### THE INPUT
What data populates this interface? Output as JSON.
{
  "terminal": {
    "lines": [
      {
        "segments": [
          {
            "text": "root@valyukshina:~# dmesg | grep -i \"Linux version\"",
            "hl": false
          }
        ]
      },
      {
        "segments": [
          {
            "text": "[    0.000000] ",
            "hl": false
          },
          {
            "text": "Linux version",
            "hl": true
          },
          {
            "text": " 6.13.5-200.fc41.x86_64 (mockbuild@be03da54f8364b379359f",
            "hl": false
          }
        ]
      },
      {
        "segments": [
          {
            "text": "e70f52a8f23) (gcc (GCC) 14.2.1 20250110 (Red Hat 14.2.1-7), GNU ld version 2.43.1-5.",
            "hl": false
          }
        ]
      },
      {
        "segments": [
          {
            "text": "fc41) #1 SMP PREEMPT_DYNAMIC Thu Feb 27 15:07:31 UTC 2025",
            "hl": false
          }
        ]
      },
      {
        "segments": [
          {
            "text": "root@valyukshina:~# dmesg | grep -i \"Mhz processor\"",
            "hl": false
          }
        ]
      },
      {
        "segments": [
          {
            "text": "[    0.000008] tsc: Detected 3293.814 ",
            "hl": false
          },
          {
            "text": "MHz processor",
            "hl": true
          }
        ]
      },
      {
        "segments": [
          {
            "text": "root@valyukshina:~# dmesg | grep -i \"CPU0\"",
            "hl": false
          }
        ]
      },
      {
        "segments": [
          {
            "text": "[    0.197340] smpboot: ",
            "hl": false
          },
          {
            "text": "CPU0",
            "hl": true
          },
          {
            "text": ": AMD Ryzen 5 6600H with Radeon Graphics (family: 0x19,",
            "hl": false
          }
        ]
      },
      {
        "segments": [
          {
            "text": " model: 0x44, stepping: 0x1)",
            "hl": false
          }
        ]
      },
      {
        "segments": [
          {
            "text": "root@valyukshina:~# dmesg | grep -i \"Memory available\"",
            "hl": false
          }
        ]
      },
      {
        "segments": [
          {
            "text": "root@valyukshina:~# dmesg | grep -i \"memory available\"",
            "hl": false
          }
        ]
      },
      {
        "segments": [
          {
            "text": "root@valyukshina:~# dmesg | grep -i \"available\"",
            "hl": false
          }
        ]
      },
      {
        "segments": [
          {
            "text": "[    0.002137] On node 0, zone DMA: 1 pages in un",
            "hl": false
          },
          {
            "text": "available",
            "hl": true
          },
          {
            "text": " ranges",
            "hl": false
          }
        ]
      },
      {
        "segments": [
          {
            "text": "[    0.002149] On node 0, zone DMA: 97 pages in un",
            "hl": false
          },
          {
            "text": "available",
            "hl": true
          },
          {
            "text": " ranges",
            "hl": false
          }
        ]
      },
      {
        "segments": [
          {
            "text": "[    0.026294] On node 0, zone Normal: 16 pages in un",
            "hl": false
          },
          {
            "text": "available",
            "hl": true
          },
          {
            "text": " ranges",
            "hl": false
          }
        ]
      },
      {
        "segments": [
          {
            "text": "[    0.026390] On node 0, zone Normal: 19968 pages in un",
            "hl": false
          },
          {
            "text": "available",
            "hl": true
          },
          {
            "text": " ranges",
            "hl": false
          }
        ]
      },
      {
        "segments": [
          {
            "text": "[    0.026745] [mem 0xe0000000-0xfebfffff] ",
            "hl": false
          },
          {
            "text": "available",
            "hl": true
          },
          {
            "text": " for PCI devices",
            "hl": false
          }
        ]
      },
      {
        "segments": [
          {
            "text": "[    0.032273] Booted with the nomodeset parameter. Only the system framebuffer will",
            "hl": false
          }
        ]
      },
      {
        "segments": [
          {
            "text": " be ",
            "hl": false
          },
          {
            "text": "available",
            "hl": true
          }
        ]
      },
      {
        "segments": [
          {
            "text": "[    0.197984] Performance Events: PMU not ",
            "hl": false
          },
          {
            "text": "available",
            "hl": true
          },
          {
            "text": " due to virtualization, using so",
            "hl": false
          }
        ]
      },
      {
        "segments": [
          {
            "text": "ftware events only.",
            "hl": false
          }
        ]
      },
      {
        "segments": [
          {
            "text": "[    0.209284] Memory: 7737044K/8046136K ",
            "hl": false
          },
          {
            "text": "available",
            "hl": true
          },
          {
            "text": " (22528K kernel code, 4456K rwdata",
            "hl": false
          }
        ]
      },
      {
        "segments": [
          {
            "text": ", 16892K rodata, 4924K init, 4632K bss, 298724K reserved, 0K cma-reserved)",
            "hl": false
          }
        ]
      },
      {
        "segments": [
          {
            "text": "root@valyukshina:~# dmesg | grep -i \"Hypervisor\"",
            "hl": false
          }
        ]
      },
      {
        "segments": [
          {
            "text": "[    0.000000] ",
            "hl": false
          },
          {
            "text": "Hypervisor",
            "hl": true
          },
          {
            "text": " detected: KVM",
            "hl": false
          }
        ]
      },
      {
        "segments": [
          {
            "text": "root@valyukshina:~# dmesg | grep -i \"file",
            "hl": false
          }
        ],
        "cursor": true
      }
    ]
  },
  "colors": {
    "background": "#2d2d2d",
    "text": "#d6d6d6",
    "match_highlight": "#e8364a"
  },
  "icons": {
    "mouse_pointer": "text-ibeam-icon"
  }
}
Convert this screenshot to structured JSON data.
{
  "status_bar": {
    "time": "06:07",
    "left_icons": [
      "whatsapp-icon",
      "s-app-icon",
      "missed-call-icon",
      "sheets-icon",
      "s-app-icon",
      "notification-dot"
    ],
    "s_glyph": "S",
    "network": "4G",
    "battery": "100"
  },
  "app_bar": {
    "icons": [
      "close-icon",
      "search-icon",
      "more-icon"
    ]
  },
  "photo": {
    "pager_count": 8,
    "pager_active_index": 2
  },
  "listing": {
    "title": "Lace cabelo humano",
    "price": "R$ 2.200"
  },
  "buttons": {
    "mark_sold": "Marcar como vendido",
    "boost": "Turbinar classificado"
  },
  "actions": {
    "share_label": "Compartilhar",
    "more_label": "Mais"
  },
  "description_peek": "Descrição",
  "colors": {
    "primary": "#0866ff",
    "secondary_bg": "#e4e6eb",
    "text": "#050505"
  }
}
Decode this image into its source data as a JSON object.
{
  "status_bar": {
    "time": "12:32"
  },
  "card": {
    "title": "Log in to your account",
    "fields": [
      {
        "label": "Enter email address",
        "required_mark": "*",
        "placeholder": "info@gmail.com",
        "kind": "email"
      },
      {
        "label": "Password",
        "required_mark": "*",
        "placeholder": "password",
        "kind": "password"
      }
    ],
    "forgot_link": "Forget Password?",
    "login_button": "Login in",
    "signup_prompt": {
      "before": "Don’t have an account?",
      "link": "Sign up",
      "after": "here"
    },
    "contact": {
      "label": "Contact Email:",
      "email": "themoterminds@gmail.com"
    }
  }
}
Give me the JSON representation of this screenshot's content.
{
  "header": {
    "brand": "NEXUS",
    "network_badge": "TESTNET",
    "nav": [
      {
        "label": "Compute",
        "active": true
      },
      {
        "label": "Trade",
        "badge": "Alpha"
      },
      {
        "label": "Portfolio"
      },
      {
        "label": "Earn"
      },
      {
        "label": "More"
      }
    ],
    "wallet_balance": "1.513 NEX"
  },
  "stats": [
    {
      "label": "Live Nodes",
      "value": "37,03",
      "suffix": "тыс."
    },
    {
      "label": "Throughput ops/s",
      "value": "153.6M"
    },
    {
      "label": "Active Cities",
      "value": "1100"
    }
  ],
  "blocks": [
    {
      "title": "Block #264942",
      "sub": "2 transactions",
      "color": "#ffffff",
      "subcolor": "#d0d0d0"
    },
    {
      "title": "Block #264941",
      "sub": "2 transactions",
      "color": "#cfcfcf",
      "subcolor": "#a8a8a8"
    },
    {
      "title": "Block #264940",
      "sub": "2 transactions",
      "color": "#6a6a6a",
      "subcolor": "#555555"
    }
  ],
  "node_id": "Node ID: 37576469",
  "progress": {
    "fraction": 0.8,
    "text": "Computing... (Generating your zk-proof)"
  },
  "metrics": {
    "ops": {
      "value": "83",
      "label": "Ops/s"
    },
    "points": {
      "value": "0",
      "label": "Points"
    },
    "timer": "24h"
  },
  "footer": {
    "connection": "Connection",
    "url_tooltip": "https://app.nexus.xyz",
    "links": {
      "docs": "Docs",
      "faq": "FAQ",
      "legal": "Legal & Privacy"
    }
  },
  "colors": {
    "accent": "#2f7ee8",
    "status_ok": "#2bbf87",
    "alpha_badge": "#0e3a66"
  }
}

### REQUIRED TASK
Filter lines by "version" and return each hit.

### EXERCISE SOLUTION
            "text": "root@valyukshina:~# dmesg | grep -i \"Linux version\"",
            "text": "Linux version",
            "text": "e70f52a8f23) (gcc (GCC) 14.2.1 20250110 (Red Hat 14.2.1-7), GNU ld version 2.43.1-5.",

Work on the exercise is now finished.